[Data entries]

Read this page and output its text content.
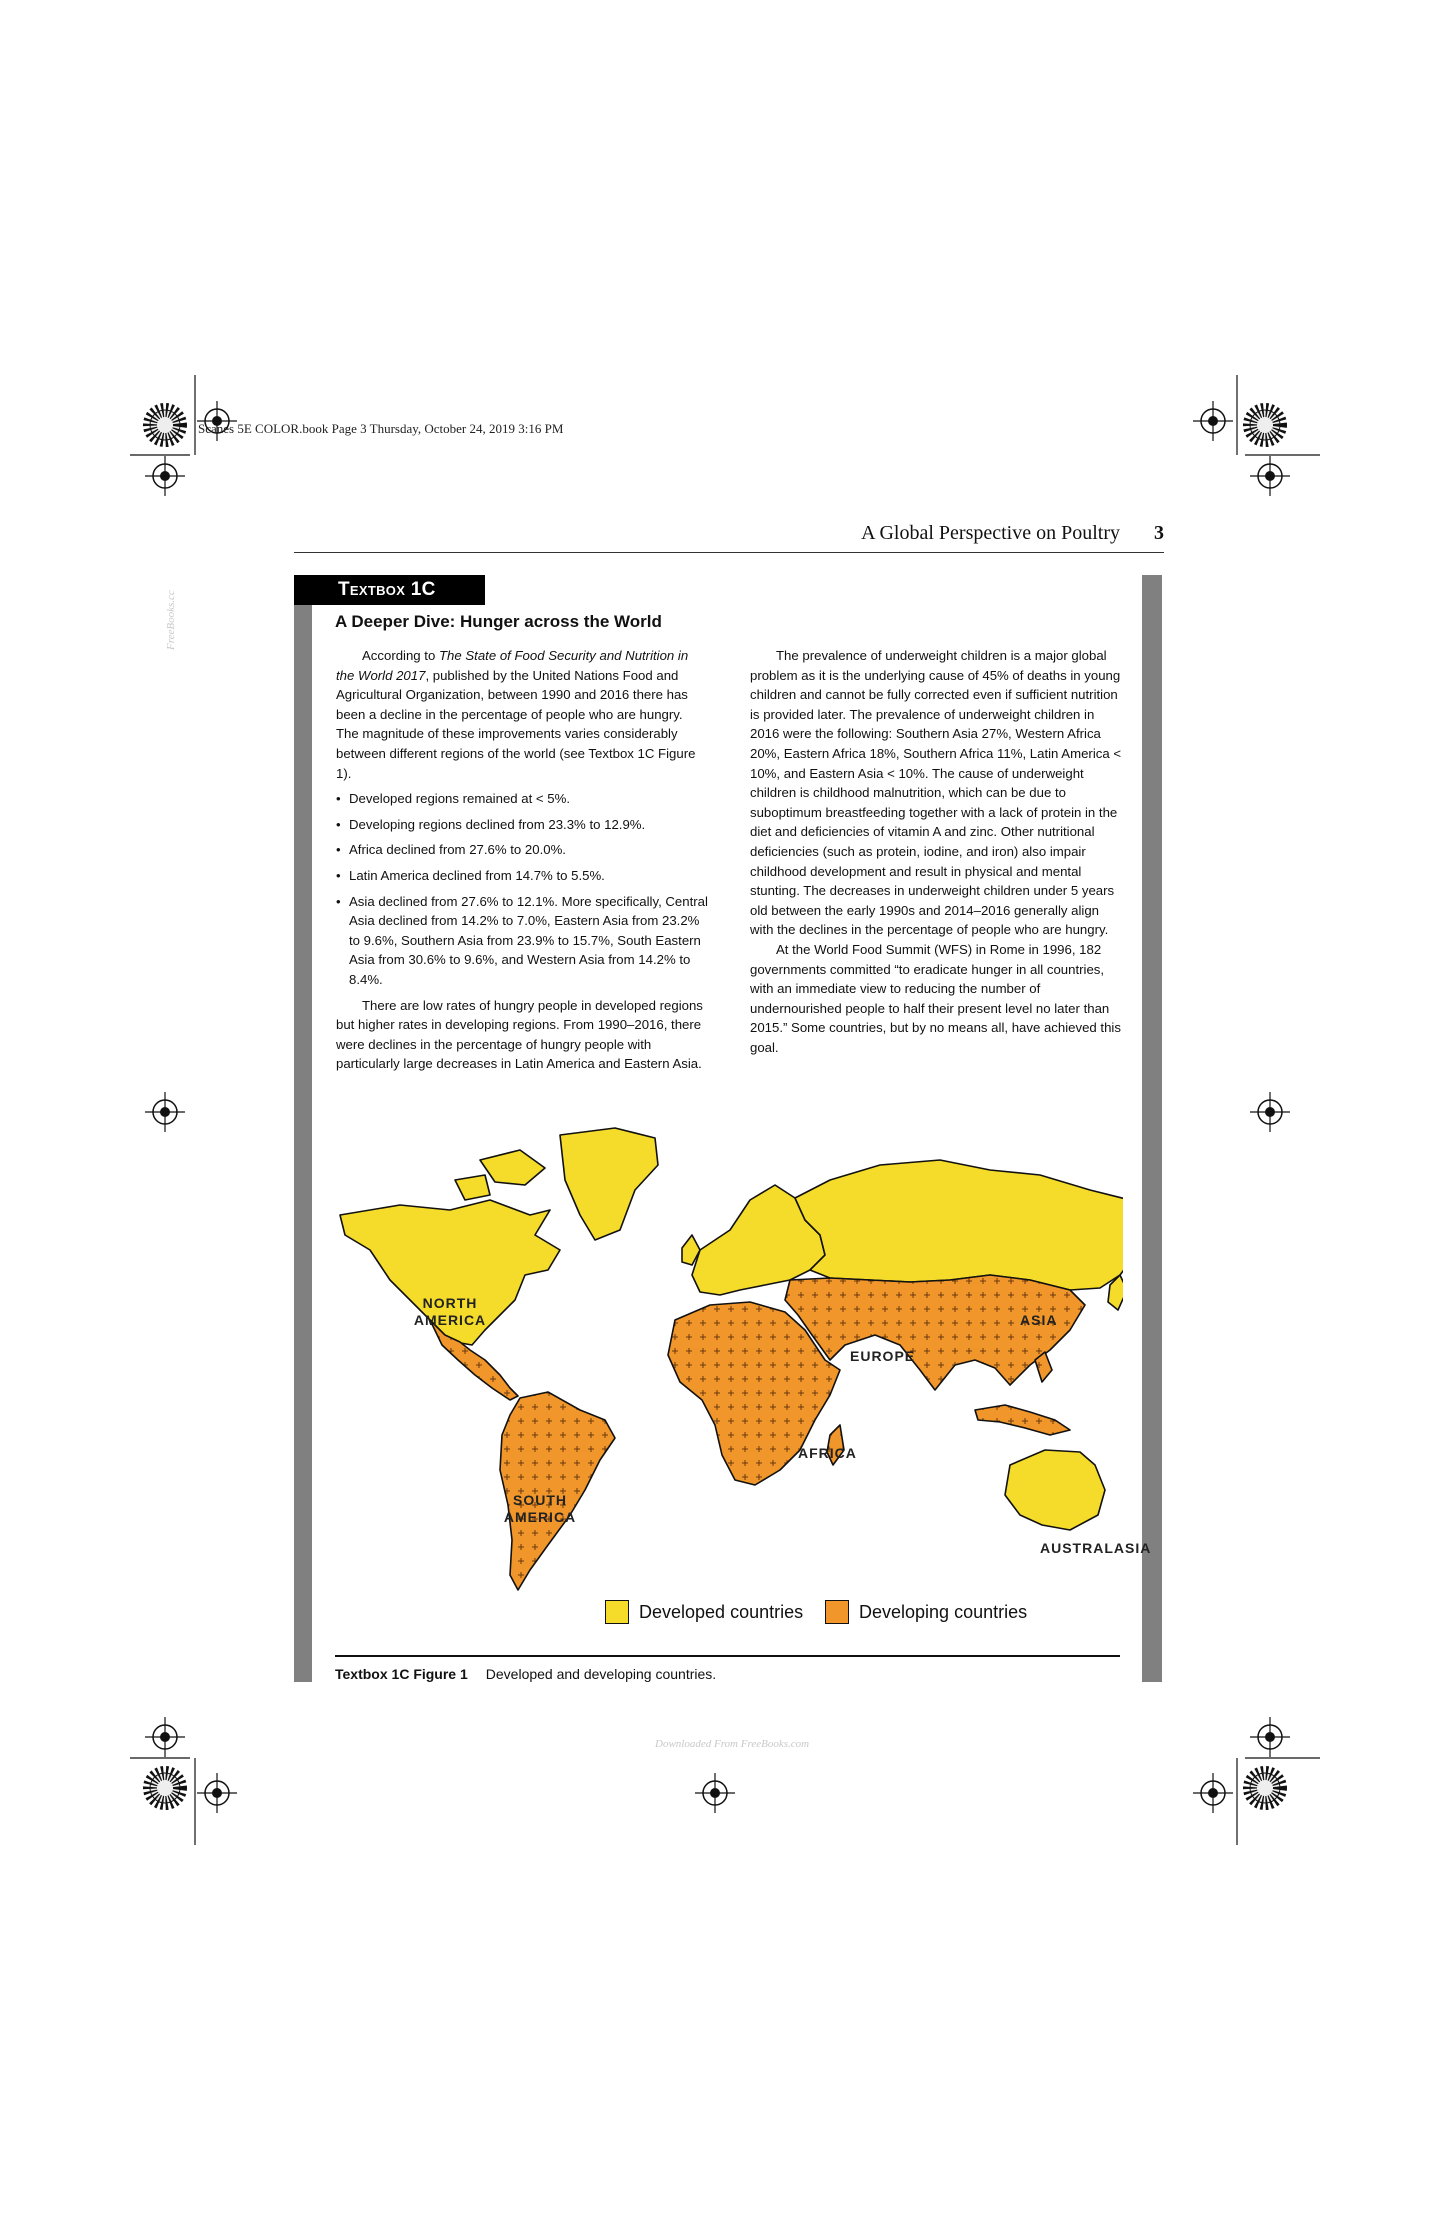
Scanes 5E COLOR.book Page 3 Thursday, October 24, 2019 3:16 PM
A Global Perspective on Poultry 3
Textbox 1C
A Deeper Dive: Hunger across the World
FreeBooks.cc

According to The State of Food Security and Nutrition in the World 2017, published by the United Nations Food and Agricultural Organization, between 1990 and 2016 there has been a decline in the percentage of people who are hungry. The magnitude of these improvements varies considerably between different regions of the world (see Textbox 1C Figure 1).

• Developed regions remained at < 5%.
• Developing regions declined from 23.3% to 12.9%.
• Africa declined from 27.6% to 20.0%.
• Latin America declined from 14.7% to 5.5%.
• Asia declined from 27.6% to 12.1%. More specifically, Central Asia declined from 14.2% to 7.0%, Eastern Asia from 23.2% to 9.6%, Southern Asia from 23.9% to 15.7%, South Eastern Asia from 30.6% to 9.6%, and Western Asia from 14.2% to 8.4%.

There are low rates of hungry people in developed regions but higher rates in developing regions. From 1990–2016, there were declines in the percentage of hungry people with particularly large decreases in Latin America and Eastern Asia.

The prevalence of underweight children is a major global problem as it is the underlying cause of 45% of deaths in young children and cannot be fully corrected even if sufficient nutrition is provided later. The prevalence of underweight children in 2016 were the following: Southern Asia 27%, Western Africa 20%, Eastern Africa 18%, Southern Africa 11%, Latin America < 10%, and Eastern Asia < 10%. The cause of underweight children is childhood malnutrition, which can be due to suboptimum breastfeeding together with a lack of protein in the diet and deficiencies of vitamin A and zinc. Other nutritional deficiencies (such as protein, iodine, and iron) also impair childhood development and result in physical and mental stunting. The decreases in underweight children under 5 years old between the early 1990s and 2014–2016 generally align with the declines in the percentage of people who are hungry.

At the World Food Summit (WFS) in Rome in 1996, 182 governments committed “to eradicate hunger in all countries, with an immediate view to reducing the number of undernourished people to half their present level no later than 2015.” Some countries, but by no means all, have achieved this goal.

NORTH AMERICA
SOUTH AMERICA
EUROPE
ASIA
AFRICA
AUSTRALASIA
Developed countries	Developing countries
Textbox 1C Figure 1 Developed and developing countries.
Downloaded From FreeBooks.com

## [Work required]
Set every entry down again word for word, but not the pictures.

## [Response]
Read this page and output its text content.
Scanes 5E COLOR.book Page 3 Thursday, October 24, 2019 3:16 PM
A Global Perspective on Poultry 3
Textbox 1C
A Deeper Dive: Hunger across the World
FreeBooks.cc

According to The State of Food Security and Nutrition in the World 2017, published by the United Nations Food and Agricultural Organization, between 1990 and 2016 there has been a decline in the percentage of people who are hungry. The magnitude of these improvements varies considerably between different regions of the world (see Textbox 1C Figure 1).

• Developed regions remained at < 5%.
• Developing regions declined from 23.3% to 12.9%.
• Africa declined from 27.6% to 20.0%.
• Latin America declined from 14.7% to 5.5%.
• Asia declined from 27.6% to 12.1%. More specifically, Central Asia declined from 14.2% to 7.0%, Eastern Asia from 23.2% to 9.6%, Southern Asia from 23.9% to 15.7%, South Eastern Asia from 30.6% to 9.6%, and Western Asia from 14.2% to 8.4%.

There are low rates of hungry people in developed regions but higher rates in developing regions. From 1990–2016, there were declines in the percentage of hungry people with particularly large decreases in Latin America and Eastern Asia.

The prevalence of underweight children is a major global problem as it is the underlying cause of 45% of deaths in young children and cannot be fully corrected even if sufficient nutrition is provided later. The prevalence of underweight children in 2016 were the following: Southern Asia 27%, Western Africa 20%, Eastern Africa 18%, Southern Africa 11%, Latin America < 10%, and Eastern Asia < 10%. The cause of underweight children is childhood malnutrition, which can be due to suboptimum breastfeeding together with a lack of protein in the diet and deficiencies of vitamin A and zinc. Other nutritional deficiencies (such as protein, iodine, and iron) also impair childhood development and result in physical and mental stunting. The decreases in underweight children under 5 years old between the early 1990s and 2014–2016 generally align with the declines in the percentage of people who are hungry.

At the World Food Summit (WFS) in Rome in 1996, 182 governments committed “to eradicate hunger in all countries, with an immediate view to reducing the number of undernourished people to half their present level no later than 2015.” Some countries, but by no means all, have achieved this goal.

NORTH AMERICA
SOUTH AMERICA
EUROPE
ASIA
AFRICA
AUSTRALASIA
Developed countries	Developing countries
Textbox 1C Figure 1 Developed and developing countries.
Downloaded From FreeBooks.com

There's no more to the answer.